● **Prompt**: From the entries below, copy every line that holds the word "ونحوه".

● **Data supplied**:
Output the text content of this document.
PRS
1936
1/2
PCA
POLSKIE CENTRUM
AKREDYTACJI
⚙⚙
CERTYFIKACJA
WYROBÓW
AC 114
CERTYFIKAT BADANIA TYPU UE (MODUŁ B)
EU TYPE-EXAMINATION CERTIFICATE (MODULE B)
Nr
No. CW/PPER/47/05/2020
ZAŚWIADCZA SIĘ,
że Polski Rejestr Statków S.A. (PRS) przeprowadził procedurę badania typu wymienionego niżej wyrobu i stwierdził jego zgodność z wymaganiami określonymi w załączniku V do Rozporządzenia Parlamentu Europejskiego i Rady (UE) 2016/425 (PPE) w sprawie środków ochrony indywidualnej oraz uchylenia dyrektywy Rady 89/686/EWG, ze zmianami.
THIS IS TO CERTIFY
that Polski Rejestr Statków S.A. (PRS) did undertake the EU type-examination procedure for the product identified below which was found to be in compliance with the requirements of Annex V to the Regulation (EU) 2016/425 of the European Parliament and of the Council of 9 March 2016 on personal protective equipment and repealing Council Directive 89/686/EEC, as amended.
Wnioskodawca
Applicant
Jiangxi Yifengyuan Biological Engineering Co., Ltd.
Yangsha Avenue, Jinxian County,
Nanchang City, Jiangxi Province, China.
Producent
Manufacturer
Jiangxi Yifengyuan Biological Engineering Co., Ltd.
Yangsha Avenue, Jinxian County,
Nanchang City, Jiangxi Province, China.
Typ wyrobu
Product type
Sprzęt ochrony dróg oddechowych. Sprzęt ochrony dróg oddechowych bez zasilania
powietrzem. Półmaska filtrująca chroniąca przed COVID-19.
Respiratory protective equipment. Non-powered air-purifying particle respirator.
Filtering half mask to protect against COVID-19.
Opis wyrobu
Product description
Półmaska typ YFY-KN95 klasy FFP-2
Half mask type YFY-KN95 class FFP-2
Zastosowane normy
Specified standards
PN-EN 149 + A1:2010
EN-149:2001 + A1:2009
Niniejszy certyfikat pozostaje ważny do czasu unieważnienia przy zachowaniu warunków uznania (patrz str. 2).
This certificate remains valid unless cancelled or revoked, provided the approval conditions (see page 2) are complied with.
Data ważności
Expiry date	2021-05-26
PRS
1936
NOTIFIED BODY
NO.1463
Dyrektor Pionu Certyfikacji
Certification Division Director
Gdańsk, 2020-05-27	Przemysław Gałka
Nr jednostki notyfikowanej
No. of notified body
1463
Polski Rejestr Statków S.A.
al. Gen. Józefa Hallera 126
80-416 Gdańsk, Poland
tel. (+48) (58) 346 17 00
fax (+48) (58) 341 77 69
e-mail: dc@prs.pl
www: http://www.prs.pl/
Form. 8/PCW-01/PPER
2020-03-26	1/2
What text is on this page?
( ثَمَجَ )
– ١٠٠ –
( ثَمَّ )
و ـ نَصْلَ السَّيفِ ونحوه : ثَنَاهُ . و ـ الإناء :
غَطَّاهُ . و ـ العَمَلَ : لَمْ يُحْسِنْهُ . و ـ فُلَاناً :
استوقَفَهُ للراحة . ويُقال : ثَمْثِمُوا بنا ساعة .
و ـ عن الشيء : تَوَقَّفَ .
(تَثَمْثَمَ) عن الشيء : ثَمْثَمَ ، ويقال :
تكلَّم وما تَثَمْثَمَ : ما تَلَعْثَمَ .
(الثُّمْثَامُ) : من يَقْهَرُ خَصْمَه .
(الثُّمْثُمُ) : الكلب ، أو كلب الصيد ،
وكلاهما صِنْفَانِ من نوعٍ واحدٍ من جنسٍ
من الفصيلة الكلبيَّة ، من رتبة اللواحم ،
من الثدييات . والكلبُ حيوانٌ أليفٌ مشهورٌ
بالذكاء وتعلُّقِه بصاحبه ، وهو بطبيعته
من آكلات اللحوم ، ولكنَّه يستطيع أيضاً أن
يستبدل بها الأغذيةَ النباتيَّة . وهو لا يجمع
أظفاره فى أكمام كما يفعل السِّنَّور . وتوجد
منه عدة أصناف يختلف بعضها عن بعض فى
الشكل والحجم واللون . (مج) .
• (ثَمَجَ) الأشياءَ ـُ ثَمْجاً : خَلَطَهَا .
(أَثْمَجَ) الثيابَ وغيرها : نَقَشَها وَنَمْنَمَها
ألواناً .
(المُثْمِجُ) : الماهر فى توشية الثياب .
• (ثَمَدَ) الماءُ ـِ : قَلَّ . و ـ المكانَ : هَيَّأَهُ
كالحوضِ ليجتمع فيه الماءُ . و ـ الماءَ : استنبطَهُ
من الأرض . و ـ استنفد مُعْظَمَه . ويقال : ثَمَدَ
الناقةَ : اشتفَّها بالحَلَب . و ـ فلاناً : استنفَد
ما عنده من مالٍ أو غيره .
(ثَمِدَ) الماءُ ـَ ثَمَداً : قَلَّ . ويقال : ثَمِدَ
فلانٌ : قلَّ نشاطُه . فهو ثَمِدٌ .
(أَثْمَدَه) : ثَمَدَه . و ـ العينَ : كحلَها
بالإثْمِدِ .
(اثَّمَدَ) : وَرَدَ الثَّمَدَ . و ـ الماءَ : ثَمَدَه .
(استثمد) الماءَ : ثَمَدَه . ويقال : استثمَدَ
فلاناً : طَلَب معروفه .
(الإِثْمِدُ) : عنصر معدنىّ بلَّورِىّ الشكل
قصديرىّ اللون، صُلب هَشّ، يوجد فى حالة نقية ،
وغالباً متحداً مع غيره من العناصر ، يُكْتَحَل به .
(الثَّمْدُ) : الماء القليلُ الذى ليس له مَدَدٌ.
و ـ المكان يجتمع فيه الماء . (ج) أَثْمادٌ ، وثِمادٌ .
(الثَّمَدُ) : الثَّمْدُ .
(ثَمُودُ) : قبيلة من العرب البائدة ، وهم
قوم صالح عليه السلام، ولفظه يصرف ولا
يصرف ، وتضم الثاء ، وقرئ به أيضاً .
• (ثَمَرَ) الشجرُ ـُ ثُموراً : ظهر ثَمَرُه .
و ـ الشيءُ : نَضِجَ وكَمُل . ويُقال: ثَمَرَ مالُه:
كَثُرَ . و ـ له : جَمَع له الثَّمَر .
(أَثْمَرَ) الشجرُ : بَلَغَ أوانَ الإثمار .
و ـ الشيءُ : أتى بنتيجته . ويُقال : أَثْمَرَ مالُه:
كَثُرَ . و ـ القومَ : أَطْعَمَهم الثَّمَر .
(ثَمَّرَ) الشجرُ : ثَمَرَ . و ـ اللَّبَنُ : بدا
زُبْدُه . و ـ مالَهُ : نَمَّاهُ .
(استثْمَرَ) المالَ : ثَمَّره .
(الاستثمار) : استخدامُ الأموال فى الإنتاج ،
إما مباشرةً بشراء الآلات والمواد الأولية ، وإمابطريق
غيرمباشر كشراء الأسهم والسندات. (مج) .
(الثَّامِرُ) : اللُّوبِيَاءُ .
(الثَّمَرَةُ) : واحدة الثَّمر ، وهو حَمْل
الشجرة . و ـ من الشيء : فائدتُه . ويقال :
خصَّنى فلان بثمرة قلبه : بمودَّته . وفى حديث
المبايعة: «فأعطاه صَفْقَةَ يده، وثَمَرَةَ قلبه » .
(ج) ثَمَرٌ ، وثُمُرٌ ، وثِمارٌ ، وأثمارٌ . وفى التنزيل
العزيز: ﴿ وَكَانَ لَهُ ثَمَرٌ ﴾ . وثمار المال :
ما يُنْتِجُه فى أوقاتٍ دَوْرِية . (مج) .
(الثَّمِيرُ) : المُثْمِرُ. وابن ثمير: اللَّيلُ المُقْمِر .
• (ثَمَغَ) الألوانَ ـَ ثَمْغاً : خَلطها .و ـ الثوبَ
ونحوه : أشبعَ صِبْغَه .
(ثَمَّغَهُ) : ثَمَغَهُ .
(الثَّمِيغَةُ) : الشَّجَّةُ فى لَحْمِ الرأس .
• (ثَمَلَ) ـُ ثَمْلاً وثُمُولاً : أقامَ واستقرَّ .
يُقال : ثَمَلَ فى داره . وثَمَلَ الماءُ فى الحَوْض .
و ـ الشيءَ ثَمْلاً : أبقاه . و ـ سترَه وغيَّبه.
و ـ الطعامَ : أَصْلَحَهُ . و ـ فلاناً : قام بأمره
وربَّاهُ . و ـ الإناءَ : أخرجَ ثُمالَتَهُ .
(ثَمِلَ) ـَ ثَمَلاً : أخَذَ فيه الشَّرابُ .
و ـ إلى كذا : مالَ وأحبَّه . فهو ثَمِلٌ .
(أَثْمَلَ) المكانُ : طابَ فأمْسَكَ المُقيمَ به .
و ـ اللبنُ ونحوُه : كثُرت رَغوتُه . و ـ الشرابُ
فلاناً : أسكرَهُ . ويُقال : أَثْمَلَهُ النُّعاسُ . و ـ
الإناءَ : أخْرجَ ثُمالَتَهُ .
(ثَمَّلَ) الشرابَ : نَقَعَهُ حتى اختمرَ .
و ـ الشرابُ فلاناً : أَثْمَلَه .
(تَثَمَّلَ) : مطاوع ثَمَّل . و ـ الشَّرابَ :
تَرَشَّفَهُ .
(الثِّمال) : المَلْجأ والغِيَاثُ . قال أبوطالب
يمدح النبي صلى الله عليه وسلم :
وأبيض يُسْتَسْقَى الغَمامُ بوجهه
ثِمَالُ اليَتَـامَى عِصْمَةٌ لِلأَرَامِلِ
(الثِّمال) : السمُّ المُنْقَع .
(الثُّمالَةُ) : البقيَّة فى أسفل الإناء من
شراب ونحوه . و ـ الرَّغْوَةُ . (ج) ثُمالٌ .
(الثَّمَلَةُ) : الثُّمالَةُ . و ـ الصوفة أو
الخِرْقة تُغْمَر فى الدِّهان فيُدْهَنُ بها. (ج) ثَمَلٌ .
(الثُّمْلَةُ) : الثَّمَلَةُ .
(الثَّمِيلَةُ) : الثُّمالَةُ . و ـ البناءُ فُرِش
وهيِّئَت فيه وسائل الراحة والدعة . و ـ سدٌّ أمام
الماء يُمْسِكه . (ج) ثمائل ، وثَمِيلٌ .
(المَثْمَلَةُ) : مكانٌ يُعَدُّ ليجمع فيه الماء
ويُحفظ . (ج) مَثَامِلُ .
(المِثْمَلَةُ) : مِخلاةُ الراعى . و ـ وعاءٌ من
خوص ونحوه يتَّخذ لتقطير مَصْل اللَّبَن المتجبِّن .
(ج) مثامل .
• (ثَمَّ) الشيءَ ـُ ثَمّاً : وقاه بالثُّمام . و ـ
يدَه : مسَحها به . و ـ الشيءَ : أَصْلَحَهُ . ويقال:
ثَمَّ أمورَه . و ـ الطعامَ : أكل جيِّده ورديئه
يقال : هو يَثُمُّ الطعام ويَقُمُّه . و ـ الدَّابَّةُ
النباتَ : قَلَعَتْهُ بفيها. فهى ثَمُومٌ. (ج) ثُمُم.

● **The result**:
و ـ نَصْلَ السَّيفِ ونحوه : ثَنَاهُ . و ـ الإناء :
ونحوه : أشبعَ صِبْغَه .
شراب ونحوه . و ـ الرَّغْوَةُ . (ج) ثُمالٌ .
خوص ونحوه يتَّخذ لتقطير مَصْل اللَّبَن المتجبِّن .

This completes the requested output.